Copy each line in which the string "numbers" occurs.
— begin SOURCE DATA —
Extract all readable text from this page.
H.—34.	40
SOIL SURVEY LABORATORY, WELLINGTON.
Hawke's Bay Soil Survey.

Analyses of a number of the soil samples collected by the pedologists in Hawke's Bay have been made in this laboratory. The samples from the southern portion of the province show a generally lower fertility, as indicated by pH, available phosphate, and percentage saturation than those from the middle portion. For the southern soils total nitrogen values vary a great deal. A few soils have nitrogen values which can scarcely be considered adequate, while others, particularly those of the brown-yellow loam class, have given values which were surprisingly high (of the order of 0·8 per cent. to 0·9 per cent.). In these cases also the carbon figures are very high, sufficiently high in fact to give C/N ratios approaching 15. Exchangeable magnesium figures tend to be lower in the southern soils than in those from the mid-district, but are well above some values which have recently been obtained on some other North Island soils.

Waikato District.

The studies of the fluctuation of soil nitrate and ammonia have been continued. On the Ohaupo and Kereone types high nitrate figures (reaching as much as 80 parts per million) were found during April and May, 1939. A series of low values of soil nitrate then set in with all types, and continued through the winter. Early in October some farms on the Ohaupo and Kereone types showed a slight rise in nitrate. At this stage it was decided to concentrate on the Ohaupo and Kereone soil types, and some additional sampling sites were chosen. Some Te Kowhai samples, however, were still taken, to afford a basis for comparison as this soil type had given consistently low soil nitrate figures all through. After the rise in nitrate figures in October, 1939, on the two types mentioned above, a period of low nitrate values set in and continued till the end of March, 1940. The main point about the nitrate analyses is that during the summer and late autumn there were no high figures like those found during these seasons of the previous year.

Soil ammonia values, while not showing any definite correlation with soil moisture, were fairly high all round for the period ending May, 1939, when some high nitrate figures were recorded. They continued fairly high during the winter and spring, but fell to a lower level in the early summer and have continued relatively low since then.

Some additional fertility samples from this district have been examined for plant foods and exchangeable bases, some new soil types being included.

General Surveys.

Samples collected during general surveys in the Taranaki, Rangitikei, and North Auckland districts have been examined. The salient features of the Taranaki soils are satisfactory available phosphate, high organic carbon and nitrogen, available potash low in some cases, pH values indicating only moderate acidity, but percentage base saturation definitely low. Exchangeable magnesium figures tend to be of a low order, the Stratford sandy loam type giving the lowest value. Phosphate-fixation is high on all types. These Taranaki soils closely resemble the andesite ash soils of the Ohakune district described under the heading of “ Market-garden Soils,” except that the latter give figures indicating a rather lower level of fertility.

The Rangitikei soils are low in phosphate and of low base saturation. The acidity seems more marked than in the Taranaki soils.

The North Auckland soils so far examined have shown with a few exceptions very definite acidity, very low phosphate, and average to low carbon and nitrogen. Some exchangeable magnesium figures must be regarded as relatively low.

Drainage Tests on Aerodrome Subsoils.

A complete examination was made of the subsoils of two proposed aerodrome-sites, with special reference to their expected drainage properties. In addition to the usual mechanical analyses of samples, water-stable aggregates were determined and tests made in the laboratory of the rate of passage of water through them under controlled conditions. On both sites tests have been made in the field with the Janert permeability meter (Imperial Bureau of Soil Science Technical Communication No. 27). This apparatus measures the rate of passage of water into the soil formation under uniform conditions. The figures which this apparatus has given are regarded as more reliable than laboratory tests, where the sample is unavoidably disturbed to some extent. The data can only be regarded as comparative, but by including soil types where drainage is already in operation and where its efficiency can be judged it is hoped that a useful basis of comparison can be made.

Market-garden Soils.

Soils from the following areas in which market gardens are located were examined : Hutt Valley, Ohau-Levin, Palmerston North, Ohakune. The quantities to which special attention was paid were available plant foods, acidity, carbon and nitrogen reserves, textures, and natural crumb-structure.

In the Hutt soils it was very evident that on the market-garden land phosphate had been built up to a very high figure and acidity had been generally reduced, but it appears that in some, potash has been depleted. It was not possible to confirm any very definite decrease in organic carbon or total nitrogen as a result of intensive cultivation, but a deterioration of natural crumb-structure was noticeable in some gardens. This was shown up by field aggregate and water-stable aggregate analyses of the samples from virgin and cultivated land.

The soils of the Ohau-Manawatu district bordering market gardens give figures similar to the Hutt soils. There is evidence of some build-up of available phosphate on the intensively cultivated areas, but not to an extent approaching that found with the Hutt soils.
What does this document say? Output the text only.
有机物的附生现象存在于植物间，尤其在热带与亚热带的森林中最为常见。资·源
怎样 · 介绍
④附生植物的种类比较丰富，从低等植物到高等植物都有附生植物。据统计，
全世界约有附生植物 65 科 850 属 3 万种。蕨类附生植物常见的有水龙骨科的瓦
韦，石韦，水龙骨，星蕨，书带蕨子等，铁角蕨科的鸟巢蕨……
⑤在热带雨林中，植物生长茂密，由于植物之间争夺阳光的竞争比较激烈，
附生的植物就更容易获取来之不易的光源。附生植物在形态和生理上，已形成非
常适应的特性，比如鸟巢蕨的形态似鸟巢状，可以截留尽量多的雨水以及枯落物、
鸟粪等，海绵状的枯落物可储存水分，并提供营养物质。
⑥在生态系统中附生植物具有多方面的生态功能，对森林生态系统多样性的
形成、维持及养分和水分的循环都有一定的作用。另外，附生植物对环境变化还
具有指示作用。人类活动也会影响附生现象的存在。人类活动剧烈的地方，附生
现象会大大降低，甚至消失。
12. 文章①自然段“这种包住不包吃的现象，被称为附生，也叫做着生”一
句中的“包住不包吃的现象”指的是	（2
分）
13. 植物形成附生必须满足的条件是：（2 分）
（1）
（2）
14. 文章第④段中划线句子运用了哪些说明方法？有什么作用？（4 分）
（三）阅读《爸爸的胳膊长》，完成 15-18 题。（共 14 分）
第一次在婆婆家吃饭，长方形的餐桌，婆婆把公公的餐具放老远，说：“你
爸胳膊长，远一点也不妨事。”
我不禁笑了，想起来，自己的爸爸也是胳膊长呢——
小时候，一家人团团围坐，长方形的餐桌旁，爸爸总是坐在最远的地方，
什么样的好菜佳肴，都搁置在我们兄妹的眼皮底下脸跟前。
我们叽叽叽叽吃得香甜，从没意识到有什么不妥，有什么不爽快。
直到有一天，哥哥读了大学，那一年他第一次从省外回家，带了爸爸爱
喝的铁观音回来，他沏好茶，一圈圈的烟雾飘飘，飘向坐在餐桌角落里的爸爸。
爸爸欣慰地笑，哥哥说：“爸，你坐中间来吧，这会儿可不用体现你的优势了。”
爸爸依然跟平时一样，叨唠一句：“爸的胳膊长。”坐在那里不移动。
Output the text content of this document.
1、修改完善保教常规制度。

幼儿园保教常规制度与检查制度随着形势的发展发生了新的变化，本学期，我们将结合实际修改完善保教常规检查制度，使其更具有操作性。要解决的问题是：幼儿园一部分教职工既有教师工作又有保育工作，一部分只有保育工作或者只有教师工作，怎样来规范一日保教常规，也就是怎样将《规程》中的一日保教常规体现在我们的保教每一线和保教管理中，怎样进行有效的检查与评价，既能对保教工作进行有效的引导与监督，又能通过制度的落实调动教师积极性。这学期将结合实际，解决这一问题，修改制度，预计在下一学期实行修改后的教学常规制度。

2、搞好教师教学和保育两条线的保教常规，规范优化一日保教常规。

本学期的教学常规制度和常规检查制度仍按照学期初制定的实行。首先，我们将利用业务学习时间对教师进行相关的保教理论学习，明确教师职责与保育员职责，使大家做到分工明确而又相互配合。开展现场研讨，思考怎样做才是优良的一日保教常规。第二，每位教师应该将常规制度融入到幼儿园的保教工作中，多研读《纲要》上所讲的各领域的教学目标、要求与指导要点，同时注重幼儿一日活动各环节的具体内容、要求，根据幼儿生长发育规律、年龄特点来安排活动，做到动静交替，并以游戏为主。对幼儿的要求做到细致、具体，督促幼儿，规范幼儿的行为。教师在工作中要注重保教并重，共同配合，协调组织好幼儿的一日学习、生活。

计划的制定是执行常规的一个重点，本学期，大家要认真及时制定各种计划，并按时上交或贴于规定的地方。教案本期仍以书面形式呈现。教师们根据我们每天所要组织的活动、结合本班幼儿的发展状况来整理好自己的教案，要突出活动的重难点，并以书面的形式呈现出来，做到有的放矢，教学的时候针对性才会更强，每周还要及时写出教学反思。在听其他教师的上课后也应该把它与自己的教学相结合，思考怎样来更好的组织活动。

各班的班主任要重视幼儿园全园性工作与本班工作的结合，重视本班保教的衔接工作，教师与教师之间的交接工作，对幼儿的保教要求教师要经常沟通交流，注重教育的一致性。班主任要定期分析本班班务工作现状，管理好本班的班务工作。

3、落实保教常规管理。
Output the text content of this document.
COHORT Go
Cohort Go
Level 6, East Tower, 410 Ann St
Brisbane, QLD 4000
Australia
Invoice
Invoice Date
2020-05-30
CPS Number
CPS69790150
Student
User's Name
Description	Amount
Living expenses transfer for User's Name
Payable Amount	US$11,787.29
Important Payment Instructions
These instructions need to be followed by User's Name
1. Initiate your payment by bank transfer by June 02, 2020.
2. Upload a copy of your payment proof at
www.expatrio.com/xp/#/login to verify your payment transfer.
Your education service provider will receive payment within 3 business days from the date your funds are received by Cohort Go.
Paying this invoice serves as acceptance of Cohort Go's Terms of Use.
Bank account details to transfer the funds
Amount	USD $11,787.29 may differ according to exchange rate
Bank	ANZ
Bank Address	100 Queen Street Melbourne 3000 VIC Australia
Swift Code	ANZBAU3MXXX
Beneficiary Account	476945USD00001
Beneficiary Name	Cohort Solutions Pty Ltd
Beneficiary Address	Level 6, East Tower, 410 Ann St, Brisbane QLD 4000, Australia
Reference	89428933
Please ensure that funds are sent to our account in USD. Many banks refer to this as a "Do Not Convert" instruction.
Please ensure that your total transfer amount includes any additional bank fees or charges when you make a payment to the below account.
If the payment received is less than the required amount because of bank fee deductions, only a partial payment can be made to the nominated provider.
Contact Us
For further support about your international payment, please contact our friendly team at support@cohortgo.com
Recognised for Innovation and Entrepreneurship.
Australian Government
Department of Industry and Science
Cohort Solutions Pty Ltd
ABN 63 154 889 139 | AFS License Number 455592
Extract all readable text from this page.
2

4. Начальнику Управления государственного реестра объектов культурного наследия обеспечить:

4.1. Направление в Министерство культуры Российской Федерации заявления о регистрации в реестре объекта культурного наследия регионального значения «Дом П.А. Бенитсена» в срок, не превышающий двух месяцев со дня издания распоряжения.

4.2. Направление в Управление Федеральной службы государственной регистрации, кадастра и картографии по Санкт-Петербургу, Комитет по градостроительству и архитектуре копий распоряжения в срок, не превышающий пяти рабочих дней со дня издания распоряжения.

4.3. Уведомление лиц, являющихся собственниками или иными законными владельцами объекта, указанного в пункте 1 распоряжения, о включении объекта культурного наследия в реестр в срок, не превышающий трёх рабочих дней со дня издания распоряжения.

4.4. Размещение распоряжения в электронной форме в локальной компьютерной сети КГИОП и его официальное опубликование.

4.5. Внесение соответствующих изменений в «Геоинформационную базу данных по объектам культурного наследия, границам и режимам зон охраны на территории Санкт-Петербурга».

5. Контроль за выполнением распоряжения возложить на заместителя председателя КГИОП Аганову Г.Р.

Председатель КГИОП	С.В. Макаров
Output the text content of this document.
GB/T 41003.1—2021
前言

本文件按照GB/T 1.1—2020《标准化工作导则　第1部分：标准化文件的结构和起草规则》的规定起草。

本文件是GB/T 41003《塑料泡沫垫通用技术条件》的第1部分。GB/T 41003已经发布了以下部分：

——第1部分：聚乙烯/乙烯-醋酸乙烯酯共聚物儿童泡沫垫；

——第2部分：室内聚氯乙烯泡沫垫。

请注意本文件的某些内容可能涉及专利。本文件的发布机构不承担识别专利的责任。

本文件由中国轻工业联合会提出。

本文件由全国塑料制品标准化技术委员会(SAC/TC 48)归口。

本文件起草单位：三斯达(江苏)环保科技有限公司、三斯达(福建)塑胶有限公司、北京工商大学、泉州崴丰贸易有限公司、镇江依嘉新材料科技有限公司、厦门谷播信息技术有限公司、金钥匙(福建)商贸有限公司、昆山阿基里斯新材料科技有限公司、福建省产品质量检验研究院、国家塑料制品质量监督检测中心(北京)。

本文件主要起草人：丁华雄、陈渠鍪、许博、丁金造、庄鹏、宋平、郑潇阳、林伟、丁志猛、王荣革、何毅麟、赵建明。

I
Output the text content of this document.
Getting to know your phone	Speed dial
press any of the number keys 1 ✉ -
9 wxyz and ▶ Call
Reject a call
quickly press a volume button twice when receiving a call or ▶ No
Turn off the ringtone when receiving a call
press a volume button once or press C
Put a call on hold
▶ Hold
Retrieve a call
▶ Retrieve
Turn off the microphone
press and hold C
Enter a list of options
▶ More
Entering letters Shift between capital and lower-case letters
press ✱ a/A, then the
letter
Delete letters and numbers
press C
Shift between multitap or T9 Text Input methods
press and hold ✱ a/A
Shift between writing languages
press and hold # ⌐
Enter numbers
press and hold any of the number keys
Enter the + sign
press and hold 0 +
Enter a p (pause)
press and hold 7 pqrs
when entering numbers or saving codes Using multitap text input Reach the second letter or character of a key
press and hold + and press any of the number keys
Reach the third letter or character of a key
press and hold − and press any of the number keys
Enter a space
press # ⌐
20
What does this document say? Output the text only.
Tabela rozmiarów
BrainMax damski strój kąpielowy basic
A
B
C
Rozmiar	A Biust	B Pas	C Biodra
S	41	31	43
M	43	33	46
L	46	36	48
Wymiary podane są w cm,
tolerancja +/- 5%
— end SOURCE DATA —
__RESPONSE FOR THIS EXERCISE__.
Delete letters and numbers
Enter numbers
when entering numbers or saving codes Using multitap text input Reach the second letter or character of a key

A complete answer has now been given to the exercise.